WORK TO BE COMPLETED:
Transcribe all the records with complete accuracy.

Stored data entries
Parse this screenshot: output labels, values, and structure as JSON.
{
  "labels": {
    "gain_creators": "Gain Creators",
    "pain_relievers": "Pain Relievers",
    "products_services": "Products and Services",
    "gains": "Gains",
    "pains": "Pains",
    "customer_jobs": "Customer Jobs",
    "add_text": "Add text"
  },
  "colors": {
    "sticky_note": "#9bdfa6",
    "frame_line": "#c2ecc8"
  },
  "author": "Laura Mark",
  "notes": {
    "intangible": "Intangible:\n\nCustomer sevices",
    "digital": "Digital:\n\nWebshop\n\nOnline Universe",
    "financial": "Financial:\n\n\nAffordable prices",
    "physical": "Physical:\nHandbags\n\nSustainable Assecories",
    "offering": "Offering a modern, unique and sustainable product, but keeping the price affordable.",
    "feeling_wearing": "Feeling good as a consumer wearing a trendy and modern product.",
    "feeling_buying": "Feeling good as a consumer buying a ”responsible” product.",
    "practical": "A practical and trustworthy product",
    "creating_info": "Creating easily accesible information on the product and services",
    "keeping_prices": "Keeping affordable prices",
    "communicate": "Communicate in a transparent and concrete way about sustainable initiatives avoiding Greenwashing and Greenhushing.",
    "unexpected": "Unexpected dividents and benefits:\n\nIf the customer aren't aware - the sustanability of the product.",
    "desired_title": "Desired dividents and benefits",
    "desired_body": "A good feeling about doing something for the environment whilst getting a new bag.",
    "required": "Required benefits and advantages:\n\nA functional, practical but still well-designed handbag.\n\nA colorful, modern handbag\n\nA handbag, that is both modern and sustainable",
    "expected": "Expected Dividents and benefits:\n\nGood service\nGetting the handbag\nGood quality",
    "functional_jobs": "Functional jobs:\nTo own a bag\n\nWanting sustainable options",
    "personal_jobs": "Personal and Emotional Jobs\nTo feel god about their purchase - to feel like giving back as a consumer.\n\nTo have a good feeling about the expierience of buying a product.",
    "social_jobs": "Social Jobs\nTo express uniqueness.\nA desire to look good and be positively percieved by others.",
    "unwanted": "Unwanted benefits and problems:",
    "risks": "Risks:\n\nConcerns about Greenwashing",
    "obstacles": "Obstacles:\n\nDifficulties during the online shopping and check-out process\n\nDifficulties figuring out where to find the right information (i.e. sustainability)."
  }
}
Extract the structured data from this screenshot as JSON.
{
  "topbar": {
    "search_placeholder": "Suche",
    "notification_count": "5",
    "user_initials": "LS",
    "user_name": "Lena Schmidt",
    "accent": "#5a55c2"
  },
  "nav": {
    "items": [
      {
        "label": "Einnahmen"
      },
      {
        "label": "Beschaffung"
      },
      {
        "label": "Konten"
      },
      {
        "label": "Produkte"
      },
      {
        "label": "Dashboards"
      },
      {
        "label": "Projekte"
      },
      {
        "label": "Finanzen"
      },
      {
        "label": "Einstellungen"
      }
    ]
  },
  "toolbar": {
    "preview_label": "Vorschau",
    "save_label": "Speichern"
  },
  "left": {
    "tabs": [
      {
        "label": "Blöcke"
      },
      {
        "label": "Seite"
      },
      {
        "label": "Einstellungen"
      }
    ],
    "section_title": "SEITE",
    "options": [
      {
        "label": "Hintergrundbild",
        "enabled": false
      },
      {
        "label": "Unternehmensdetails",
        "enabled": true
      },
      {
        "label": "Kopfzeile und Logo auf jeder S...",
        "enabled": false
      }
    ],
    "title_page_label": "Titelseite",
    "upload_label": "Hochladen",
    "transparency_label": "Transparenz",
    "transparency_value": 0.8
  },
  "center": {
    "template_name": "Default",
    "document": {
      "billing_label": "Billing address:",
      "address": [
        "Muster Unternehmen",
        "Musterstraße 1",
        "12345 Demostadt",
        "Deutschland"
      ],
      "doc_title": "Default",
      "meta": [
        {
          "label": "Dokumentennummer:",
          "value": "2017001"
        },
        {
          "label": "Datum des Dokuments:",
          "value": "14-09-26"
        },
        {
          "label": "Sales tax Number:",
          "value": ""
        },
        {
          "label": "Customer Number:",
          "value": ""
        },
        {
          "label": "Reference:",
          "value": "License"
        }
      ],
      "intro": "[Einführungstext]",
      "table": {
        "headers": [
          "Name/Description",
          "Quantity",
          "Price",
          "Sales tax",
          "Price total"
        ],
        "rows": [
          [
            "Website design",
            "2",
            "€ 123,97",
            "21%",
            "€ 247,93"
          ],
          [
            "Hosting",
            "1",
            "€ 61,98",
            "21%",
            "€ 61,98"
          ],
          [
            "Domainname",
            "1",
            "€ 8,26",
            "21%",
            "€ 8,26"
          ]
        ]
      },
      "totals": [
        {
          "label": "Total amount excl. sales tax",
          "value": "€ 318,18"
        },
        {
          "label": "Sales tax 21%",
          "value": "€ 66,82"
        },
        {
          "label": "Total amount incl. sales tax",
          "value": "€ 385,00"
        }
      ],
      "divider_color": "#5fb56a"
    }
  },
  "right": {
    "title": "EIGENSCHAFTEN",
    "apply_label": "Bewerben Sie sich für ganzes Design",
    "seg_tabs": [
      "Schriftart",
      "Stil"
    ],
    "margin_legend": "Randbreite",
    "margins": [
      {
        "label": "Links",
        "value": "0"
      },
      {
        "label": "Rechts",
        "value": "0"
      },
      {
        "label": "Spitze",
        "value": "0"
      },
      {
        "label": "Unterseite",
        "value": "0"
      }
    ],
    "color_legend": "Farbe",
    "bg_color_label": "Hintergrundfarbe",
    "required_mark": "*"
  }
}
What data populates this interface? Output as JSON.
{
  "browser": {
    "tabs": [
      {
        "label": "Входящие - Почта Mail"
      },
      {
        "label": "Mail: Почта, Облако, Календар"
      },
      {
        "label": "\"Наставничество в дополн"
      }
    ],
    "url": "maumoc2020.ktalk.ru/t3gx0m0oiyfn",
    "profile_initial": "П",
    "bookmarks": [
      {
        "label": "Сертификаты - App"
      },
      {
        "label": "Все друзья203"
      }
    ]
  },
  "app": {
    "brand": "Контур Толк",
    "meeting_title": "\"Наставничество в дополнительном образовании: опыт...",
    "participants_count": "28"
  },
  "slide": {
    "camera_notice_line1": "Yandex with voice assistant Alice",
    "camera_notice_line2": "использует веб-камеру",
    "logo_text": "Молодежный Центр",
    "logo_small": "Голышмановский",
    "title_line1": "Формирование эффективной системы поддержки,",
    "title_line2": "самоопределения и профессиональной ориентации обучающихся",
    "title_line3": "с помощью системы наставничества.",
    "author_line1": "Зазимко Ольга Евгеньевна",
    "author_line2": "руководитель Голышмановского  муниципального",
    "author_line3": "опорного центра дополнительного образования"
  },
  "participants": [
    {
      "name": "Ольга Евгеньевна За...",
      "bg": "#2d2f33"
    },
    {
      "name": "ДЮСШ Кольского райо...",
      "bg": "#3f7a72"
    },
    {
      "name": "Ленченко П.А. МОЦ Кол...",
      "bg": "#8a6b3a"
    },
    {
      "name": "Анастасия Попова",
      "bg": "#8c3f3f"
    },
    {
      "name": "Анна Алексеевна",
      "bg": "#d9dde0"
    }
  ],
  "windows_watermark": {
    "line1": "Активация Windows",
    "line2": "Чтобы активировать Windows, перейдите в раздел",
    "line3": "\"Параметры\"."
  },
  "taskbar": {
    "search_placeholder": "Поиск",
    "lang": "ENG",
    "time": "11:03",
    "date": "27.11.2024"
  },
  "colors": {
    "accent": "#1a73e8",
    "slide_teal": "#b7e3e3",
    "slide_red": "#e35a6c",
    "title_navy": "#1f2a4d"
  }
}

THE REPLY:
Parse this screenshot: output labels, values, and structure as JSON.
{
  "labels": {
    "gain_creators": "Gain Creators",
    "pain_relievers": "Pain Relievers",
    "products_services": "Products and Services",
    "gains": "Gains",
    "pains": "Pains",
    "customer_jobs": "Customer Jobs",
    "add_text": "Add text"
  },
  "colors": {
    "sticky_note": "#9bdfa6",
    "frame_line": "#c2ecc8"
  },
  "author": "Laura Mark",
  "notes": {
    "intangible": "Intangible:\n\nCustomer sevices",
    "digital": "Digital:\n\nWebshop\n\nOnline Universe",
    "financial": "Financial:\n\n\nAffordable prices",
    "physical": "Physical:\nHandbags\n\nSustainable Assecories",
    "offering": "Offering a modern, unique and sustainable product, but keeping the price affordable.",
    "feeling_wearing": "Feeling good as a consumer wearing a trendy and modern product.",
    "feeling_buying": "Feeling good as a consumer buying a ”responsible” product.",
    "practical": "A practical and trustworthy product",
    "creating_info": "Creating easily accesible information on the product and services",
    "keeping_prices": "Keeping affordable prices",
    "communicate": "Communicate in a transparent and concrete way about sustainable initiatives avoiding Greenwashing and Greenhushing.",
    "unexpected": "Unexpected dividents and benefits:\n\nIf the customer aren't aware - the sustanability of the product.",
    "desired_title": "Desired dividents and benefits",
    "desired_body": "A good feeling about doing something for the environment whilst getting a new bag.",
    "required": "Required benefits and advantages:\n\nA functional, practical but still well-designed handbag.\n\nA colorful, modern handbag\n\nA handbag, that is both modern and sustainable",
    "expected": "Expected Dividents and benefits:\n\nGood service\nGetting the handbag\nGood quality",
    "functional_jobs": "Functional jobs:\nTo own a bag\n\nWanting sustainable options",
    "personal_jobs": "Personal and Emotional Jobs\nTo feel god about their purchase - to feel like giving back as a consumer.\n\nTo have a good feeling about the expierience of buying a product.",
    "social_jobs": "Social Jobs\nTo express uniqueness.\nA desire to look good and be positively percieved by others.",
    "unwanted": "Unwanted benefits and problems:",
    "risks": "Risks:\n\nConcerns about Greenwashing",
    "obstacles": "Obstacles:\n\nDifficulties during the online shopping and check-out process\n\nDifficulties figuring out where to find the right information (i.e. sustainability)."
  }
}
Extract the structured data from this screenshot as JSON.
{
  "topbar": {
    "search_placeholder": "Suche",
    "notification_count": "5",
    "user_initials": "LS",
    "user_name": "Lena Schmidt",
    "accent": "#5a55c2"
  },
  "nav": {
    "items": [
      {
        "label": "Einnahmen"
      },
      {
        "label": "Beschaffung"
      },
      {
        "label": "Konten"
      },
      {
        "label": "Produkte"
      },
      {
        "label": "Dashboards"
      },
      {
        "label": "Projekte"
      },
      {
        "label": "Finanzen"
      },
      {
        "label": "Einstellungen"
      }
    ]
  },
  "toolbar": {
    "preview_label": "Vorschau",
    "save_label": "Speichern"
  },
  "left": {
    "tabs": [
      {
        "label": "Blöcke"
      },
      {
        "label": "Seite"
      },
      {
        "label": "Einstellungen"
      }
    ],
    "section_title": "SEITE",
    "options": [
      {
        "label": "Hintergrundbild",
        "enabled": false
      },
      {
        "label": "Unternehmensdetails",
        "enabled": true
      },
      {
        "label": "Kopfzeile und Logo auf jeder S...",
        "enabled": false
      }
    ],
    "title_page_label": "Titelseite",
    "upload_label": "Hochladen",
    "transparency_label": "Transparenz",
    "transparency_value": 0.8
  },
  "center": {
    "template_name": "Default",
    "document": {
      "billing_label": "Billing address:",
      "address": [
        "Muster Unternehmen",
        "Musterstraße 1",
        "12345 Demostadt",
        "Deutschland"
      ],
      "doc_title": "Default",
      "meta": [
        {
          "label": "Dokumentennummer:",
          "value": "2017001"
        },
        {
          "label": "Datum des Dokuments:",
          "value": "14-09-26"
        },
        {
          "label": "Sales tax Number:",
          "value": ""
        },
        {
          "label": "Customer Number:",
          "value": ""
        },
        {
          "label": "Reference:",
          "value": "License"
        }
      ],
      "intro": "[Einführungstext]",
      "table": {
        "headers": [
          "Name/Description",
          "Quantity",
          "Price",
          "Sales tax",
          "Price total"
        ],
        "rows": [
          [
            "Website design",
            "2",
            "€ 123,97",
            "21%",
            "€ 247,93"
          ],
          [
            "Hosting",
            "1",
            "€ 61,98",
            "21%",
            "€ 61,98"
          ],
          [
            "Domainname",
            "1",
            "€ 8,26",
            "21%",
            "€ 8,26"
          ]
        ]
      },
      "totals": [
        {
          "label": "Total amount excl. sales tax",
          "value": "€ 318,18"
        },
        {
          "label": "Sales tax 21%",
          "value": "€ 66,82"
        },
        {
          "label": "Total amount incl. sales tax",
          "value": "€ 385,00"
        }
      ],
      "divider_color": "#5fb56a"
    }
  },
  "right": {
    "title": "EIGENSCHAFTEN",
    "apply_label": "Bewerben Sie sich für ganzes Design",
    "seg_tabs": [
      "Schriftart",
      "Stil"
    ],
    "margin_legend": "Randbreite",
    "margins": [
      {
        "label": "Links",
        "value": "0"
      },
      {
        "label": "Rechts",
        "value": "0"
      },
      {
        "label": "Spitze",
        "value": "0"
      },
      {
        "label": "Unterseite",
        "value": "0"
      }
    ],
    "color_legend": "Farbe",
    "bg_color_label": "Hintergrundfarbe",
    "required_mark": "*"
  }
}
What data populates this interface? Output as JSON.
{
  "browser": {
    "tabs": [
      {
        "label": "Входящие - Почта Mail"
      },
      {
        "label": "Mail: Почта, Облако, Календар"
      },
      {
        "label": "\"Наставничество в дополн"
      }
    ],
    "url": "maumoc2020.ktalk.ru/t3gx0m0oiyfn",
    "profile_initial": "П",
    "bookmarks": [
      {
        "label": "Сертификаты - App"
      },
      {
        "label": "Все друзья203"
      }
    ]
  },
  "app": {
    "brand": "Контур Толк",
    "meeting_title": "\"Наставничество в дополнительном образовании: опыт...",
    "participants_count": "28"
  },
  "slide": {
    "camera_notice_line1": "Yandex with voice assistant Alice",
    "camera_notice_line2": "использует веб-камеру",
    "logo_text": "Молодежный Центр",
    "logo_small": "Голышмановский",
    "title_line1": "Формирование эффективной системы поддержки,",
    "title_line2": "самоопределения и профессиональной ориентации обучающихся",
    "title_line3": "с помощью системы наставничества.",
    "author_line1": "Зазимко Ольга Евгеньевна",
    "author_line2": "руководитель Голышмановского  муниципального",
    "author_line3": "опорного центра дополнительного образования"
  },
  "participants": [
    {
      "name": "Ольга Евгеньевна За...",
      "bg": "#2d2f33"
    },
    {
      "name": "ДЮСШ Кольского райо...",
      "bg": "#3f7a72"
    },
    {
      "name": "Ленченко П.А. МОЦ Кол...",
      "bg": "#8a6b3a"
    },
    {
      "name": "Анастасия Попова",
      "bg": "#8c3f3f"
    },
    {
      "name": "Анна Алексеевна",
      "bg": "#d9dde0"
    }
  ],
  "windows_watermark": {
    "line1": "Активация Windows",
    "line2": "Чтобы активировать Windows, перейдите в раздел",
    "line3": "\"Параметры\"."
  },
  "taskbar": {
    "search_placeholder": "Поиск",
    "lang": "ENG",
    "time": "11:03",
    "date": "27.11.2024"
  },
  "colors": {
    "accent": "#1a73e8",
    "slide_teal": "#b7e3e3",
    "slide_red": "#e35a6c",
    "title_navy": "#1f2a4d"
  }
}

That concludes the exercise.